» Consignes
(a) Pour chaque affirmation ci-dessous, dites si elle concorde avec l'extrait sur Bordj-Bou-Arreridj en répondant par oui ou non, puis citez textuellement les mots de l'extrait qui tranchent. (i) Au moment où la France quittait l'Algérie, Bordj-Bou-Arreridj comptait 22 000 habitants. (ii) Le siège de 1871 a duré un mois. (iii) Les assaillants de 1871 étaient des fantassins.
(b) Reprenez le texte sur Bordj-Bou-Arreridj après sa dernière phrase et poursuivez-le.

» Extrait choisi
────────────────
Bordj-Bou-Arreridj, la ville héroïque
-----Bordj-Bou-Arreridj,
chef-lieu de canton qui comprenait 22 000 habitants au moment où
la France quittait l'Algérie, se composait, un siècle auparavant,
de 90 foyers formant l'agglomération autour du bordj et une vingtaine
de colons établis dans la campagne proche. Ce sont donc 400 personnes,
femmes et enfants compris, ainsi que des soldats d'armes diverses qui
vont devoir affronter, en 1871, l'attaque de milliers de cavaliers kabyles
conduits par El Hadj Mohammed Ben El Hadj Ahmed El Mokrani, Bachaga de
la Medjana, et soutenir un siège de dix jours. Résistance
imprévue des assaillants, qui devait déconcerter et permettre
à la défense de Sétif de s'organiser afin d'éviter
un sort similaire.
────────────────
» Données fournies
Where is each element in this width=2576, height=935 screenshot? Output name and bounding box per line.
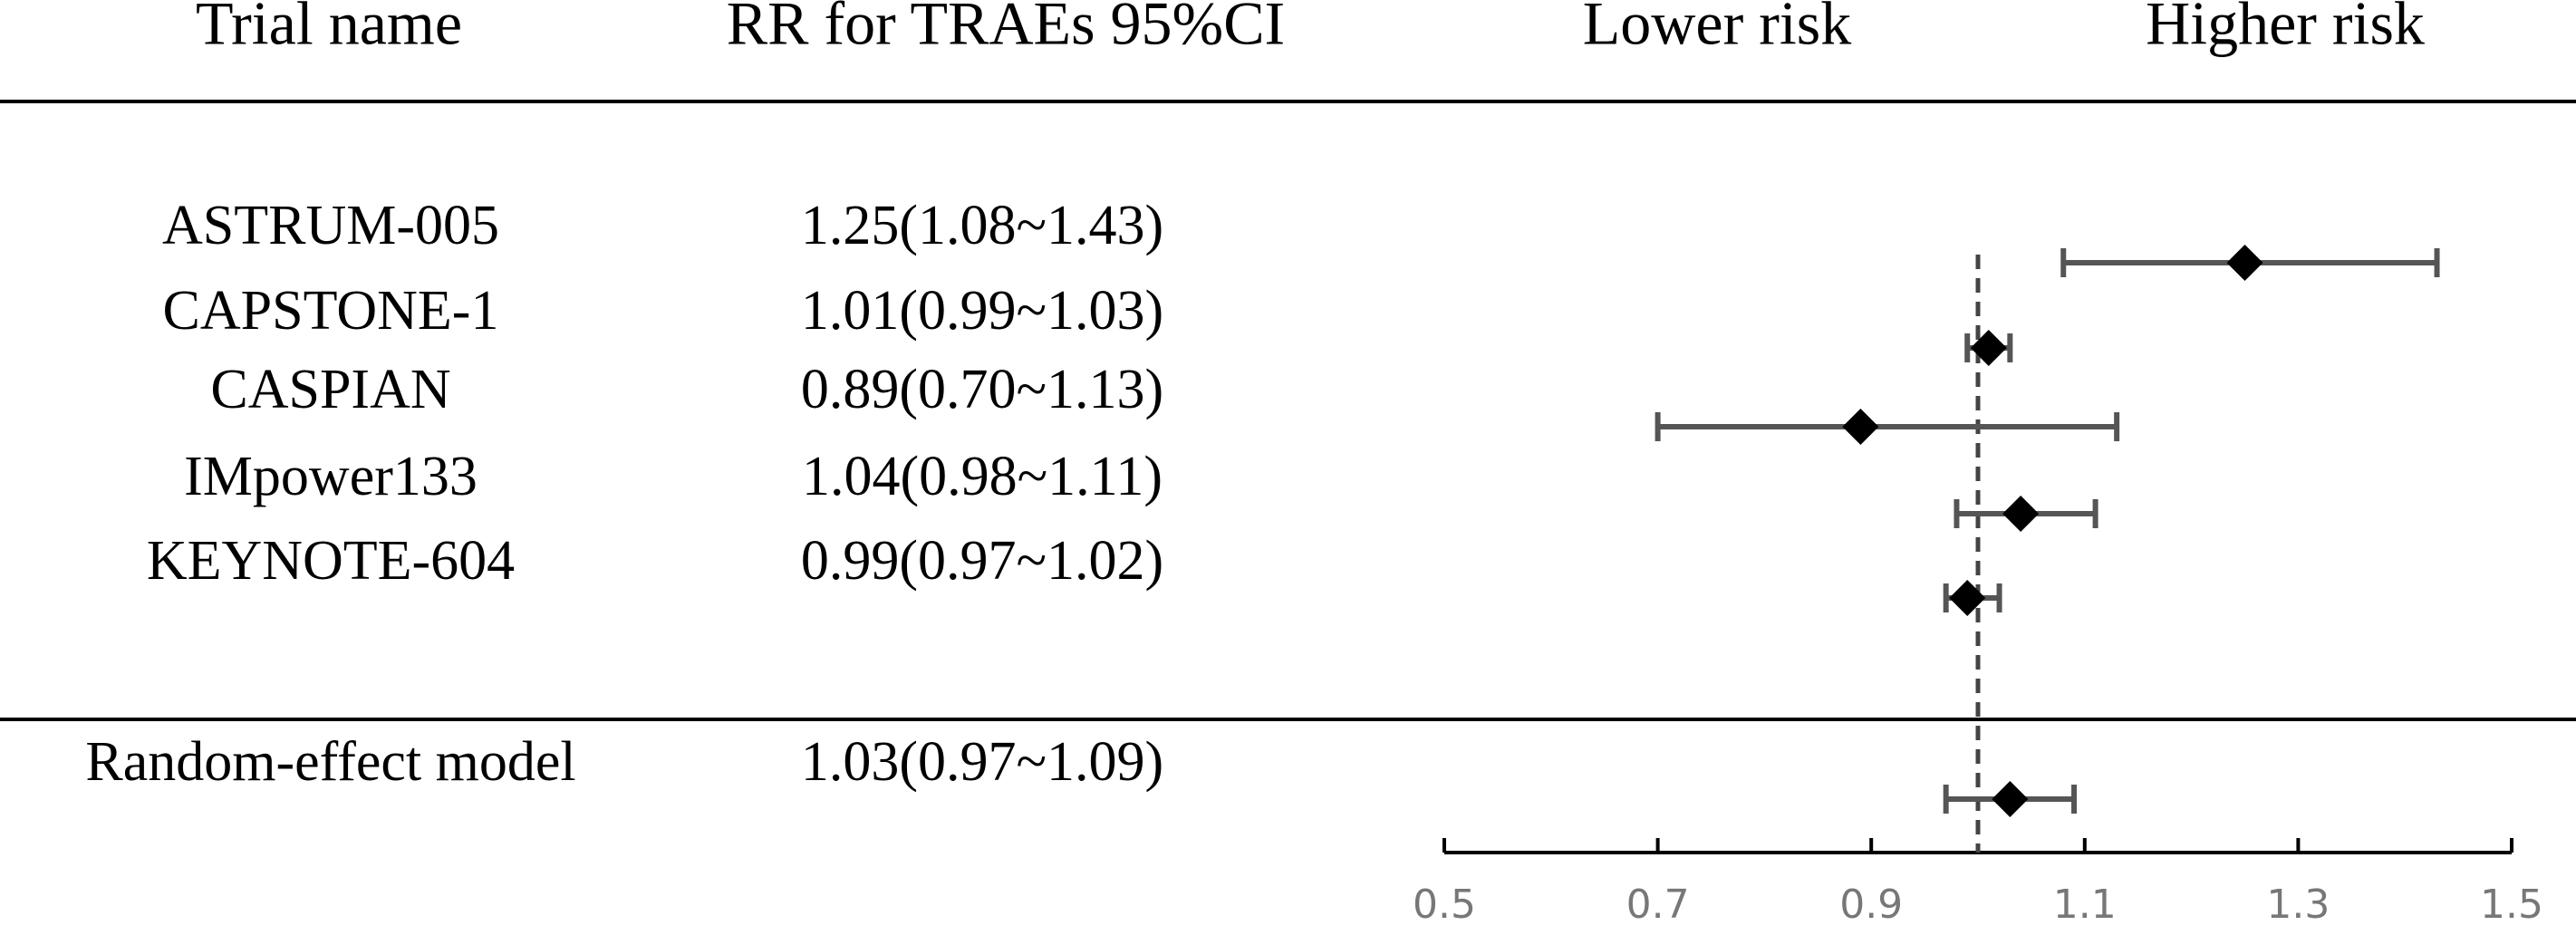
trial-name: CASPIAN <box>210 359 450 420</box>
estimate-marker <box>1842 409 1879 445</box>
x-tick-label: 0.7 <box>1626 882 1690 928</box>
estimate-marker <box>2226 245 2263 281</box>
estimate-marker <box>2002 496 2040 532</box>
trial-estimate-label: 1.04(0.98~1.11) <box>802 446 1163 507</box>
trial-name: ASTRUM-005 <box>162 195 499 256</box>
x-tick-label: 1.5 <box>2480 882 2543 928</box>
x-tick-label: 0.5 <box>1413 882 1476 928</box>
header: Higher risk <box>2146 0 2425 58</box>
header: Trial name <box>196 0 462 58</box>
trial-name: KEYNOTE-604 <box>147 530 515 592</box>
header: Lower risk <box>1583 0 1851 58</box>
summary-name: Random-effect model <box>85 731 575 793</box>
trial-estimate-label: 0.99(0.97~1.02) <box>801 530 1163 592</box>
trial-estimate-label: 1.01(0.99~1.03) <box>801 280 1163 342</box>
estimate-marker <box>1970 330 2007 366</box>
x-tick-label: 1.1 <box>2053 882 2117 928</box>
trial-estimate-label: 1.25(1.08~1.43) <box>801 195 1163 256</box>
estimate-marker <box>1992 781 2029 817</box>
trial-name: CAPSTONE-1 <box>163 280 499 342</box>
summary-estimate-label: 1.03(0.97~1.09) <box>801 731 1163 793</box>
x-tick-label: 1.3 <box>2266 882 2330 928</box>
trial-estimate-label: 0.89(0.70~1.13) <box>801 359 1163 420</box>
estimate-marker <box>1949 580 1986 616</box>
trial-name: IMpower133 <box>184 446 478 507</box>
x-tick-label: 0.9 <box>1839 882 1903 928</box>
header: RR for TRAEs 95%CI <box>727 0 1285 58</box>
────────────────
» Réponses par consigne
(a)
(i) Oui : « chef-lieu de canton qui comprenait 22 000 habitants au moment où la France quittait l'Algérie ».
(ii) Non : « soutenir un siège de dix jours ».
(iii) Non : « l'attaque de milliers de cavaliers kabyles ».

(b)
Les Portes de Fer
-----Situé
à 239 km d'Alger et 49 de Sétif et à 900 mètres
d'altitude sur le plateau désertique de la Medjana, le village
n'existe pas encore lorsque, fin octobre 1839, le Duc d'Orléans,
avec l'armée du Général Valée, décide
le bivouac au lieu-dit Aïn-Bou-Arreridj. La colonne est en route
pour Alger et doit franchir le redoutable défilé rocheux
des Portes de Fer, propice aux embuscades. Les légions romaines
n'y étaient jamais parvenues et les Turcs payaient une redevance
annuelle pour avoir le droit de passer. L'armée française
doit à Ahmed Ben Mohammed El Mokrani, père du précédent
et Khalifa de la Medjana, de traverser cette partie de la Kabylie et de
franchir les Portes sans essuyer un seul coup de feu, et, sans payer.
On dit même que, fier de montrer aux populations ces nombreux soldats
d'une grande puissance devenus ses alliés, le Khalifa a versé
à ses vassaux, sur son trésor personnel, et en grand secret,
le tribut jusque là réglé par les Turcs.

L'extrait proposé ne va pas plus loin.